--- DATA ---

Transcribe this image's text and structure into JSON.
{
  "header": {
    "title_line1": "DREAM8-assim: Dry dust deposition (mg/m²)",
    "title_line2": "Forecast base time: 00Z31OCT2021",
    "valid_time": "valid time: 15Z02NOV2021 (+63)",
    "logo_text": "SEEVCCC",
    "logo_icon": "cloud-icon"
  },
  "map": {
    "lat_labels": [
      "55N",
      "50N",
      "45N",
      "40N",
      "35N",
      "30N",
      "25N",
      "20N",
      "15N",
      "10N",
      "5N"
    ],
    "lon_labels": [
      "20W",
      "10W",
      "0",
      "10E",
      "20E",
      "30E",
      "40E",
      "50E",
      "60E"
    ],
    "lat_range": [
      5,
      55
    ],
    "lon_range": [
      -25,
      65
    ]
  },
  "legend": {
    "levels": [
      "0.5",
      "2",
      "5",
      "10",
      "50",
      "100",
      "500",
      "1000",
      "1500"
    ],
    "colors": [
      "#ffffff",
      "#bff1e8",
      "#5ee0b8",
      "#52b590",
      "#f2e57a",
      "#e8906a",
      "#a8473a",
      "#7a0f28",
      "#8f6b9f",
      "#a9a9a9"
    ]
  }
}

---

**EXERCISE TASK**
Copy out the full listing exactly.

**SOLUTION FOR THIS EXERCISE**
Transcribe this image's text and structure into JSON.
{
  "header": {
    "title_line1": "DREAM8-assim: Dry dust deposition (mg/m²)",
    "title_line2": "Forecast base time: 00Z31OCT2021",
    "valid_time": "valid time: 15Z02NOV2021 (+63)",
    "logo_text": "SEEVCCC",
    "logo_icon": "cloud-icon"
  },
  "map": {
    "lat_labels": [
      "55N",
      "50N",
      "45N",
      "40N",
      "35N",
      "30N",
      "25N",
      "20N",
      "15N",
      "10N",
      "5N"
    ],
    "lon_labels": [
      "20W",
      "10W",
      "0",
      "10E",
      "20E",
      "30E",
      "40E",
      "50E",
      "60E"
    ],
    "lat_range": [
      5,
      55
    ],
    "lon_range": [
      -25,
      65
    ]
  },
  "legend": {
    "levels": [
      "0.5",
      "2",
      "5",
      "10",
      "50",
      "100",
      "500",
      "1000",
      "1500"
    ],
    "colors": [
      "#ffffff",
      "#bff1e8",
      "#5ee0b8",
      "#52b590",
      "#f2e57a",
      "#e8906a",
      "#a8473a",
      "#7a0f28",
      "#8f6b9f",
      "#a9a9a9"
    ]
  }
}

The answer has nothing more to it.